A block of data
■ ■ ■ ■ ■ ■ ■

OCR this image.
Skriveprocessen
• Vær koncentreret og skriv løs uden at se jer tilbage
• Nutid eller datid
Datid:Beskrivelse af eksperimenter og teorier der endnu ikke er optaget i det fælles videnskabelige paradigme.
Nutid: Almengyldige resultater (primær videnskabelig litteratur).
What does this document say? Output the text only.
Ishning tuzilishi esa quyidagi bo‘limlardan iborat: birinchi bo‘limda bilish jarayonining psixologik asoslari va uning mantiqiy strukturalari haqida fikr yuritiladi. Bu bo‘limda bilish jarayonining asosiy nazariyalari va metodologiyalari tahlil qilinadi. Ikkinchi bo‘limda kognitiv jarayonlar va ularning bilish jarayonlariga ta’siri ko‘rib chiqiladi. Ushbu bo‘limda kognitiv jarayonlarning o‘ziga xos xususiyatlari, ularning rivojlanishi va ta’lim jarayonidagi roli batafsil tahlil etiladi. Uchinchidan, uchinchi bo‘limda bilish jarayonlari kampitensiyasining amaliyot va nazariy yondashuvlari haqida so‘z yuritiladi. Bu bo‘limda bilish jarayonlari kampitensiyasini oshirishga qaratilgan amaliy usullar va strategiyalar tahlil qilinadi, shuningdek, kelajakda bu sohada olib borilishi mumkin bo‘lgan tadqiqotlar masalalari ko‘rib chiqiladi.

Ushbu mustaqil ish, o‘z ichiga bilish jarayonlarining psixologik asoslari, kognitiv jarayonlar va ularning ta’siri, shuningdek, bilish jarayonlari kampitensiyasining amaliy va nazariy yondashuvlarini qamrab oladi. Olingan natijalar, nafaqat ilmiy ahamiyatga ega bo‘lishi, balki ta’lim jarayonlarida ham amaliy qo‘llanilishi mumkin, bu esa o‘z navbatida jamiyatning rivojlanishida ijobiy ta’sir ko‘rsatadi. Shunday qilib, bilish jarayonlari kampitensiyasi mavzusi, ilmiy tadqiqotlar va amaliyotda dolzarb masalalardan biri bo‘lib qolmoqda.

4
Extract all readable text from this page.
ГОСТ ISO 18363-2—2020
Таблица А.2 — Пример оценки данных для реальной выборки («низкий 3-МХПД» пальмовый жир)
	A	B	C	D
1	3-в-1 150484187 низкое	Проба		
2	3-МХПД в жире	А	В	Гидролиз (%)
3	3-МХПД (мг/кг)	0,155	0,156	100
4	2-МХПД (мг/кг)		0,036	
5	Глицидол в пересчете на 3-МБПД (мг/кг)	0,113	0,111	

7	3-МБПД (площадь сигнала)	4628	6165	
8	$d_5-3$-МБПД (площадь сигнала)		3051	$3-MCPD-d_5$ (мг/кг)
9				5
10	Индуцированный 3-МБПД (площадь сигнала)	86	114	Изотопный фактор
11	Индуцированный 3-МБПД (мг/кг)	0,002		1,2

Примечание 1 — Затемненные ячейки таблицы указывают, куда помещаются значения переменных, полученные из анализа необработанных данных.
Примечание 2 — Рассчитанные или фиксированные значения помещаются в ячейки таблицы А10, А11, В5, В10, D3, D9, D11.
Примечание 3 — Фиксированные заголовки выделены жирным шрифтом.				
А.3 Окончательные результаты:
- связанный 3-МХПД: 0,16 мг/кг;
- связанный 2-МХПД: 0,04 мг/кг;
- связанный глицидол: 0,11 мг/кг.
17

■ ■ ■ ■ ■ ■ ■

- _Instructions to follow_: Among these entries, how many lines include the string "text"? Reply with the number by itself.

- _Task solution_: 2